# Source records start

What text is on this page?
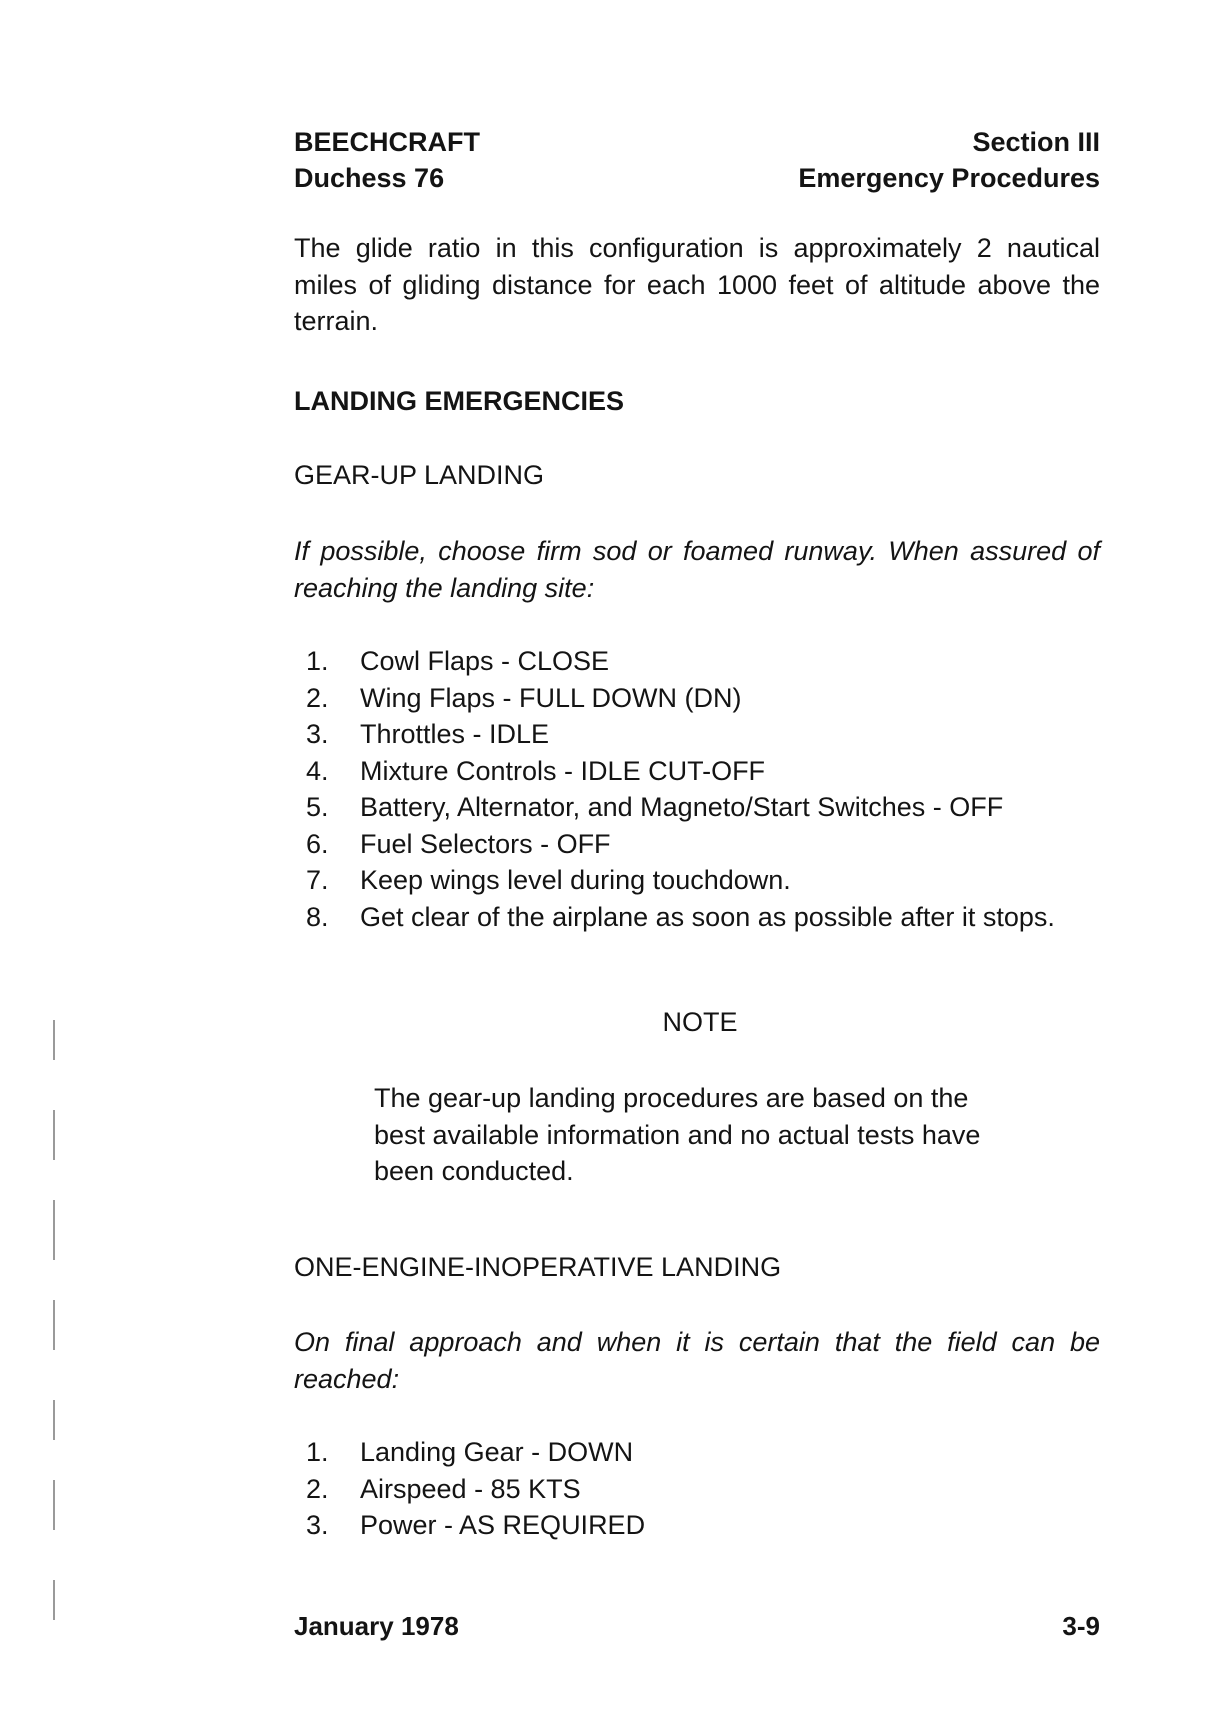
BEECHCRAFT
Duchess 76
Section III
Emergency Procedures
The glide ratio in this configuration is approximately 2 nautical miles of gliding distance for each 1000 feet of altitude above the terrain.
LANDING EMERGENCIES
GEAR-UP LANDING
If possible, choose firm sod or foamed runway. When assured of reaching the landing site:
1. Cowl Flaps - CLOSE
2. Wing Flaps - FULL DOWN (DN)
3. Throttles - IDLE
4. Mixture Controls - IDLE CUT-OFF
5. Battery, Alternator, and Magneto/Start Switches - OFF
6. Fuel Selectors - OFF
7. Keep wings level during touchdown.
8. Get clear of the airplane as soon as possible after it stops.
NOTE
The gear-up landing procedures are based on the best available information and no actual tests have been conducted.
ONE-ENGINE-INOPERATIVE LANDING
On final approach and when it is certain that the field can be reached:
1. Landing Gear - DOWN
2. Airspeed - 85 KTS
3. Power - AS REQUIRED
January 1978	3-9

# Source records end

Transcribe the listing in full and omit the pictures.

▶ [Response]
What text is on this page?
BEECHCRAFT
Duchess 76
Section III
Emergency Procedures
The glide ratio in this configuration is approximately 2 nautical miles of gliding distance for each 1000 feet of altitude above the terrain.
LANDING EMERGENCIES
GEAR-UP LANDING
If possible, choose firm sod or foamed runway. When assured of reaching the landing site:
1. Cowl Flaps - CLOSE
2. Wing Flaps - FULL DOWN (DN)
3. Throttles - IDLE
4. Mixture Controls - IDLE CUT-OFF
5. Battery, Alternator, and Magneto/Start Switches - OFF
6. Fuel Selectors - OFF
7. Keep wings level during touchdown.
8. Get clear of the airplane as soon as possible after it stops.
NOTE
The gear-up landing procedures are based on the best available information and no actual tests have been conducted.
ONE-ENGINE-INOPERATIVE LANDING
On final approach and when it is certain that the field can be reached:
1. Landing Gear - DOWN
2. Airspeed - 85 KTS
3. Power - AS REQUIRED
January 1978	3-9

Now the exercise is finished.